Short task >>
Scan the records and identify every line in which the string "calcium" occurs, then return those lines.

Dataset entries on figures
★ ★ ★ ★

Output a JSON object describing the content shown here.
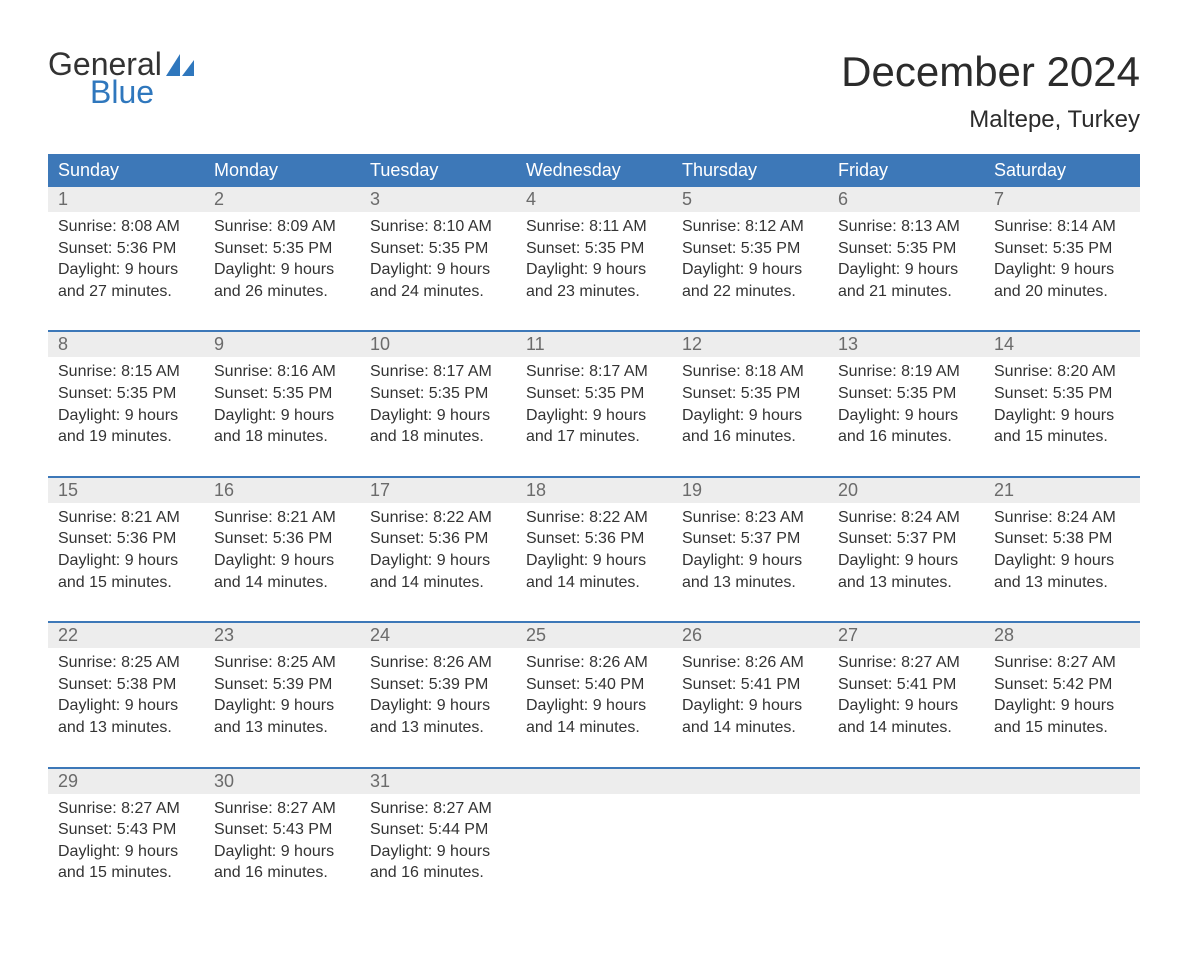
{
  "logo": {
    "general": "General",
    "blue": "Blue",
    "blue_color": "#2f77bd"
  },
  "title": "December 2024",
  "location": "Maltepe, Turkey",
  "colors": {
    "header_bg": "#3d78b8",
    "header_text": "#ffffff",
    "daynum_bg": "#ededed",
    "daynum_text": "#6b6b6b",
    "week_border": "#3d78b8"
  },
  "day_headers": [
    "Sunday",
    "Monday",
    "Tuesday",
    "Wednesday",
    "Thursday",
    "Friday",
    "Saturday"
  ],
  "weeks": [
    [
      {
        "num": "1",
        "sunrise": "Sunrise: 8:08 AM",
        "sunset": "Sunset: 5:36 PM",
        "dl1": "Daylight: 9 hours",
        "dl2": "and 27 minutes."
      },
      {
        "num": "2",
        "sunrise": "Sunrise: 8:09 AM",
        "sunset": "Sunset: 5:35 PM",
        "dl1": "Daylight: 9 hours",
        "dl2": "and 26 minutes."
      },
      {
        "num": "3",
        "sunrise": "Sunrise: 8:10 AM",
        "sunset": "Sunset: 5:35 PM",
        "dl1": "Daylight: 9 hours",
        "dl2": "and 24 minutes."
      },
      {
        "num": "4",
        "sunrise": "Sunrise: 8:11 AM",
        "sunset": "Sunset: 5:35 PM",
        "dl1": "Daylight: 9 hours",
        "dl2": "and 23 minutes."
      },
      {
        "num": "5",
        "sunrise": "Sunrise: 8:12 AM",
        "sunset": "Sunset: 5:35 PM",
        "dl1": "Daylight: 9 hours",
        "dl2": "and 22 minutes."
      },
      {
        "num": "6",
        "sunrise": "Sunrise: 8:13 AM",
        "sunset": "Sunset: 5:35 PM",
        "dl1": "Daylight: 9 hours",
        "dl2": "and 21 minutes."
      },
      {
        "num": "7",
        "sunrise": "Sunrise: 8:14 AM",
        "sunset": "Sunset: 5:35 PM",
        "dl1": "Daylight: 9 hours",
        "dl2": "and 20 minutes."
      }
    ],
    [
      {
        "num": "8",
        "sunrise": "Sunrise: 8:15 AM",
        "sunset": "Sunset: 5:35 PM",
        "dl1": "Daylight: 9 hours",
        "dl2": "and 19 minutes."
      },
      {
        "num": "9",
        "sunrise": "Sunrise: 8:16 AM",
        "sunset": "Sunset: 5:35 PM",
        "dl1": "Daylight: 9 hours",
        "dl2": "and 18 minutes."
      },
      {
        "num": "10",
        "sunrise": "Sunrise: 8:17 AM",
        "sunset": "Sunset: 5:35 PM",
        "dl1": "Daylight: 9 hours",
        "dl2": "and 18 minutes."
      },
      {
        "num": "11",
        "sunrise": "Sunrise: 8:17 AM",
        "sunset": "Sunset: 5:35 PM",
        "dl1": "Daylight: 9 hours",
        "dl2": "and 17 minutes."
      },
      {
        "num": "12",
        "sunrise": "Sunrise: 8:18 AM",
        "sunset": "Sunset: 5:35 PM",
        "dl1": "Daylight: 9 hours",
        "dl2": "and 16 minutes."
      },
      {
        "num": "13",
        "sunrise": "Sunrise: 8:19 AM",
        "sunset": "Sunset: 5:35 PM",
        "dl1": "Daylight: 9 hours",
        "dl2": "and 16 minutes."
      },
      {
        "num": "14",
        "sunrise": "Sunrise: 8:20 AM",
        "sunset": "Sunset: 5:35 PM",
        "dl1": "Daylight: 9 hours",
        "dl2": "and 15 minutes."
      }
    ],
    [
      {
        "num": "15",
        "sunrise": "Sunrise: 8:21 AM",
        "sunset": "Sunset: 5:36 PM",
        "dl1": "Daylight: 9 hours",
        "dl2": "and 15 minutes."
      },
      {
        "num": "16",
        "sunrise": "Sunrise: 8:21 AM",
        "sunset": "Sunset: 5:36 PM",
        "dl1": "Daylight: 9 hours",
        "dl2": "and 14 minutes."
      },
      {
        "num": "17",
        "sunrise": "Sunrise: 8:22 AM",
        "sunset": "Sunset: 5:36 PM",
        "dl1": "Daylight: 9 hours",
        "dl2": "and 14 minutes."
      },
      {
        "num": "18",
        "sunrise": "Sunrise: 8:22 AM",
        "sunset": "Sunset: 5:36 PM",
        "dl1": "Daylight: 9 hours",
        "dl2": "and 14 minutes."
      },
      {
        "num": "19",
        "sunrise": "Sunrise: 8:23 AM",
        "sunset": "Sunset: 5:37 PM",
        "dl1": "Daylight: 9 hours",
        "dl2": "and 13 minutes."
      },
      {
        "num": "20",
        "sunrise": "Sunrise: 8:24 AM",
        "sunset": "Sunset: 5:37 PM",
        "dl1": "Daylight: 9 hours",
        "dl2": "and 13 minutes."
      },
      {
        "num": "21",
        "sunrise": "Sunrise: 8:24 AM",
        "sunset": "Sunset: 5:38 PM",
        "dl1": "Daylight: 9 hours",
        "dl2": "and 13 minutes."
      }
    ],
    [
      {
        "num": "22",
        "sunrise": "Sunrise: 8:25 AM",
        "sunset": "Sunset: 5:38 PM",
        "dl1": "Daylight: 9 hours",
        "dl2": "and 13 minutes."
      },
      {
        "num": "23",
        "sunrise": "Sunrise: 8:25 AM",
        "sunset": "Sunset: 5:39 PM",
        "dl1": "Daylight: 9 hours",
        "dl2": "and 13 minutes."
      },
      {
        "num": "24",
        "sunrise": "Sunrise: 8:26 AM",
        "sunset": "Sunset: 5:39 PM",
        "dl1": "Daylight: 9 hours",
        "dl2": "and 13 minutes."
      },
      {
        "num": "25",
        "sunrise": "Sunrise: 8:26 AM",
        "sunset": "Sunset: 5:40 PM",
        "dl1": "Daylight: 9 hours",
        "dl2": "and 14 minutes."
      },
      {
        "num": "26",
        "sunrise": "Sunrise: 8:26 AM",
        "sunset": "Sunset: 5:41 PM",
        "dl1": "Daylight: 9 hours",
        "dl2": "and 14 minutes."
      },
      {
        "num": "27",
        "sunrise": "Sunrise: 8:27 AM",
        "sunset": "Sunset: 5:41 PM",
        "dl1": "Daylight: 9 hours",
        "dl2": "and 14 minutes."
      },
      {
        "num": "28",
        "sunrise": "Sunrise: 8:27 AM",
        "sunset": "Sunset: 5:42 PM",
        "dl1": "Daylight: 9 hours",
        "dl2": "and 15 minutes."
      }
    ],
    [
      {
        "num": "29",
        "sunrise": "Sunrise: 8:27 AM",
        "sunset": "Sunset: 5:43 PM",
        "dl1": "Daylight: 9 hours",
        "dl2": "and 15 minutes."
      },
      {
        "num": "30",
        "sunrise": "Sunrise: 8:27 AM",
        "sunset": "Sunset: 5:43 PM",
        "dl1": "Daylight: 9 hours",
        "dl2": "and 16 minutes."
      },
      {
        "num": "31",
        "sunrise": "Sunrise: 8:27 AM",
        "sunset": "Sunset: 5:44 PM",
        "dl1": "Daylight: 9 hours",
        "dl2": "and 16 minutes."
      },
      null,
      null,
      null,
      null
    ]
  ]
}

★ ★ ★ ★

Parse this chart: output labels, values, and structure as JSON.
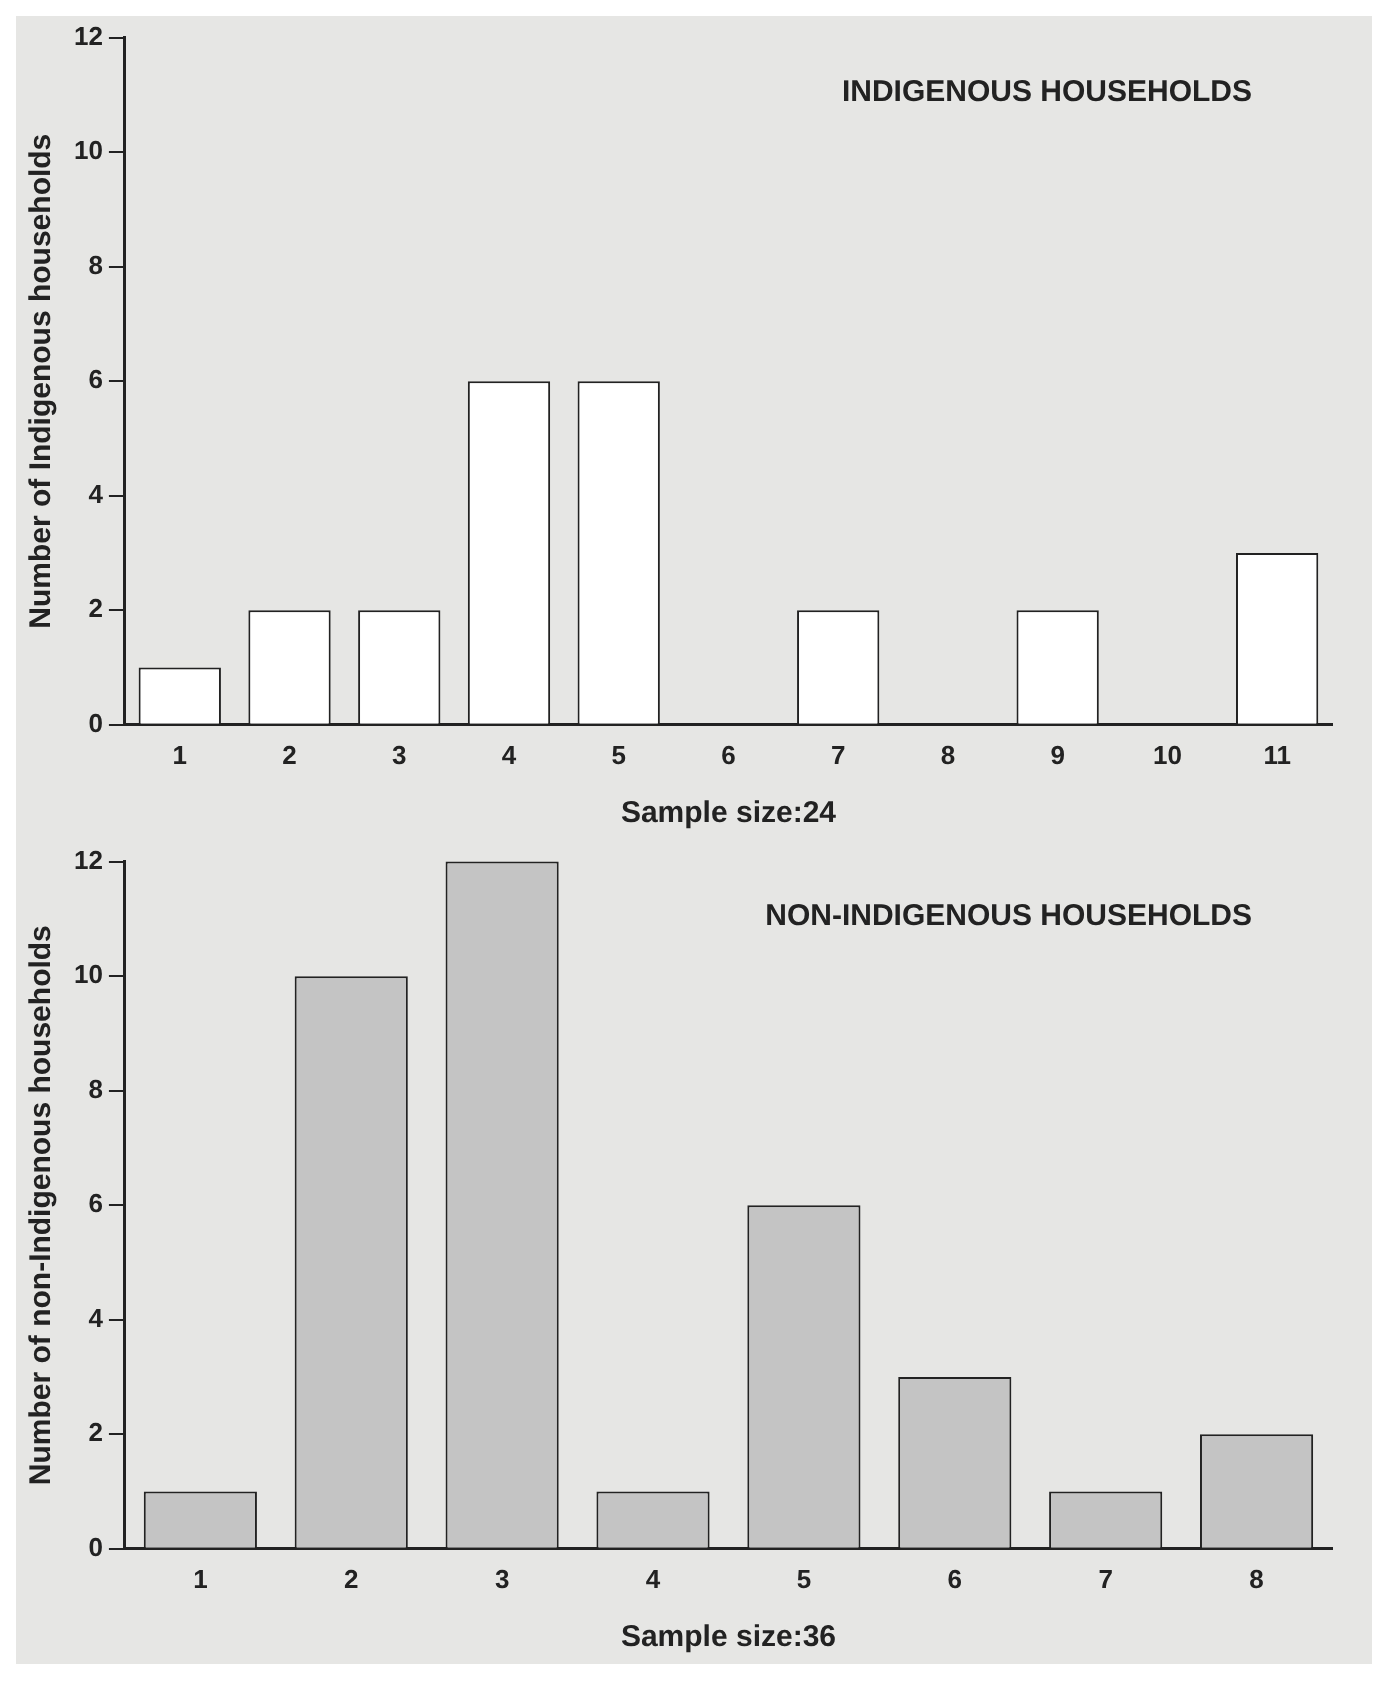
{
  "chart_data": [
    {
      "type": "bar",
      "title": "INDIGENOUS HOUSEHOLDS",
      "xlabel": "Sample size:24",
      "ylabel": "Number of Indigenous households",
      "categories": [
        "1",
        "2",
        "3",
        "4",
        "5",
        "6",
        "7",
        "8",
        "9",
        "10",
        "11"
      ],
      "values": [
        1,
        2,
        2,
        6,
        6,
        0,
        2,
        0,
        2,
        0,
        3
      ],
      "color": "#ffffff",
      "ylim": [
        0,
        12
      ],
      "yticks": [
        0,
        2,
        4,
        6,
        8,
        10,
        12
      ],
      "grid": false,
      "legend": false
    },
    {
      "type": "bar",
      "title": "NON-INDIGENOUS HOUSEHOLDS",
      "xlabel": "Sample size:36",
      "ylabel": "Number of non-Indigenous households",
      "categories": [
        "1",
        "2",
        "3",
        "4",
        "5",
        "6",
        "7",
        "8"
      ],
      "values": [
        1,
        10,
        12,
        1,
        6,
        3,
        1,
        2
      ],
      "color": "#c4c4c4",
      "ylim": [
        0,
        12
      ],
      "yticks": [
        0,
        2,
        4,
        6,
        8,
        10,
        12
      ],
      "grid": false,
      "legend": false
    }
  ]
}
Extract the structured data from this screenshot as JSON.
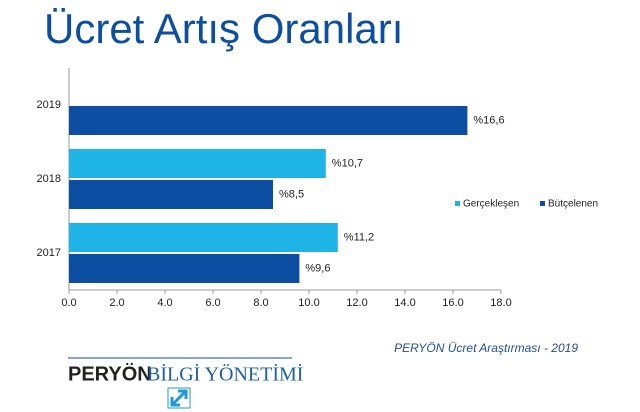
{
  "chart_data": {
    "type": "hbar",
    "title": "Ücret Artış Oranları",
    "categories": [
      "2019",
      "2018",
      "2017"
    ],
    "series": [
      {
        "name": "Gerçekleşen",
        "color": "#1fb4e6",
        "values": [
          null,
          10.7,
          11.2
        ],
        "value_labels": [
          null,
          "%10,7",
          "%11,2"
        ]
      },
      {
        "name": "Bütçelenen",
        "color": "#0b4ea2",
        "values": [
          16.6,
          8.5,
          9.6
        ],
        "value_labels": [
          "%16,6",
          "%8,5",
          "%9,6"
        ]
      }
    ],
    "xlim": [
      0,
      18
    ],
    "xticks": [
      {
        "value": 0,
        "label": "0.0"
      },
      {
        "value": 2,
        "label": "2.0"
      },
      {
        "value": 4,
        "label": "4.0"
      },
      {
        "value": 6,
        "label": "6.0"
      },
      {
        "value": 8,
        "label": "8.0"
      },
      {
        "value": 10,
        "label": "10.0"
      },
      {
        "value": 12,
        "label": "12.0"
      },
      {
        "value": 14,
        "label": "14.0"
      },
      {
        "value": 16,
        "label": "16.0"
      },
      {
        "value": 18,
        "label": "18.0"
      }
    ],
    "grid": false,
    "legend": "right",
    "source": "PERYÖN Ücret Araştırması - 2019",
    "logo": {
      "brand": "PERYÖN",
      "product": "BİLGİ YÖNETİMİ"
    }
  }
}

★ ★ ★ ★

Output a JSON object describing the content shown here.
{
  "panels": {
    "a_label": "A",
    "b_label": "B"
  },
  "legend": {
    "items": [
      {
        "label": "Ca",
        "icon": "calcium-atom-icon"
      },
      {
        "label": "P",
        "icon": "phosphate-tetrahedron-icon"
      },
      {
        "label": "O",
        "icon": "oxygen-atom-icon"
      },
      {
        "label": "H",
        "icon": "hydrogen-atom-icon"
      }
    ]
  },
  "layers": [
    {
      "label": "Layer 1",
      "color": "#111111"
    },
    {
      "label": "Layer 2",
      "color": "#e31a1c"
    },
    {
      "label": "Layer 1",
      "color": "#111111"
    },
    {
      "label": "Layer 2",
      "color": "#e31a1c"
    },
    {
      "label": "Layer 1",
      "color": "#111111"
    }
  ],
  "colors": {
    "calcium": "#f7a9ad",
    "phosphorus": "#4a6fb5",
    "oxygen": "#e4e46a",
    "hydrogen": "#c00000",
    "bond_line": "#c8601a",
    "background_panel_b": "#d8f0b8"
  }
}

★ ★ ★ ★

Solution for this exercise >>
        "icon": "calcium-atom-icon"
    "calcium": "#f7a9ad",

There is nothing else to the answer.